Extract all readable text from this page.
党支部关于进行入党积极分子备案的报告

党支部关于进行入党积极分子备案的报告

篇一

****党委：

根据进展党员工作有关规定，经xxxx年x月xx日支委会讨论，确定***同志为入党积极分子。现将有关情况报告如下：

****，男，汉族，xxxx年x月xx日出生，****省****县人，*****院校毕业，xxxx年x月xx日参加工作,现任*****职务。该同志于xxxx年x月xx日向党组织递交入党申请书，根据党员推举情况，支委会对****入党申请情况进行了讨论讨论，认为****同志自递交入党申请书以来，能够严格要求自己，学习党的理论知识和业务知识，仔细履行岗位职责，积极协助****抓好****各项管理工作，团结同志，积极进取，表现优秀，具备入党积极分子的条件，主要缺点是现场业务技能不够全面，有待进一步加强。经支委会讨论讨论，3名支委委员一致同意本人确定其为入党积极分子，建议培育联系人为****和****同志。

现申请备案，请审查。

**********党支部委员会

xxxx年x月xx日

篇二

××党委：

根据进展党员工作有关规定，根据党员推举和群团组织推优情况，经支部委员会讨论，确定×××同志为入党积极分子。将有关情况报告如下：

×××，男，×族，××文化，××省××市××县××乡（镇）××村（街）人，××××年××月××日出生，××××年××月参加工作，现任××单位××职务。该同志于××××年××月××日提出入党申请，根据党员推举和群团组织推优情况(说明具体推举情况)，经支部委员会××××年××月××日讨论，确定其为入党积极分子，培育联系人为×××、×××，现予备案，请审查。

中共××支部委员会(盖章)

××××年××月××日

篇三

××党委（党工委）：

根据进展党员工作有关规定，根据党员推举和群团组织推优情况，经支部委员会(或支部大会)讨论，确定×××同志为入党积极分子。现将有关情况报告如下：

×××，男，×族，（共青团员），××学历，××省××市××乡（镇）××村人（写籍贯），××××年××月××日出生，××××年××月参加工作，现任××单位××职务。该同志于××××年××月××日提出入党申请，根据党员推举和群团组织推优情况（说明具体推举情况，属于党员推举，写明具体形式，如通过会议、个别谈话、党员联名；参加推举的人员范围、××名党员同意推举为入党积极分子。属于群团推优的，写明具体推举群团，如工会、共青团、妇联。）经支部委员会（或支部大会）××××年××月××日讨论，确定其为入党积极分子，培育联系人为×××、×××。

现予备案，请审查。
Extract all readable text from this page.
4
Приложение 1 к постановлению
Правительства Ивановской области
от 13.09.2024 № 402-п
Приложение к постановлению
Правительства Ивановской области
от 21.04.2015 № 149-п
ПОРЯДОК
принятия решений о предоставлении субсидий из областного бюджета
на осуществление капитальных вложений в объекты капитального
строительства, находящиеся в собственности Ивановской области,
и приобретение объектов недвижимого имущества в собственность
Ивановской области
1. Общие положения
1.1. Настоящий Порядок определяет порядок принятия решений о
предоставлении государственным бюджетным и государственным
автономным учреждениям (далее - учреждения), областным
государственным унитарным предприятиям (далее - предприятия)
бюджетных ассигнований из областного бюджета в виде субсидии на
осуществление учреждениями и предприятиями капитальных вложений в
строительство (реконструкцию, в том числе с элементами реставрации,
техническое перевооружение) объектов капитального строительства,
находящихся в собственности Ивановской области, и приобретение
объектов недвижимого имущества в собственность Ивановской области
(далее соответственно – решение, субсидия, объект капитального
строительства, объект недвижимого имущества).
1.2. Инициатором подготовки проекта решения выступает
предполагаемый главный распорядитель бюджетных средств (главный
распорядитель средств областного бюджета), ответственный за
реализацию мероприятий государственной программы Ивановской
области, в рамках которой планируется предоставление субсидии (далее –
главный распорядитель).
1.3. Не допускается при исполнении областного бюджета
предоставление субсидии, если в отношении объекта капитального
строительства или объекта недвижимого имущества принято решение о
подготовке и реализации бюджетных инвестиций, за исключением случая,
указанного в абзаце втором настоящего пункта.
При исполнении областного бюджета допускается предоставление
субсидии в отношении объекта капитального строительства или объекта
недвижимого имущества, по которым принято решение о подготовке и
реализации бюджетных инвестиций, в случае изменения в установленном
········
**GIVEN TASK**
Select and copy every line of the listing with the word "капитальных".

**RESULT OF THIS EXERCISE**
на осуществление капитальных вложений в объекты капитального
осуществление учреждениями и предприятиями капитальных вложений в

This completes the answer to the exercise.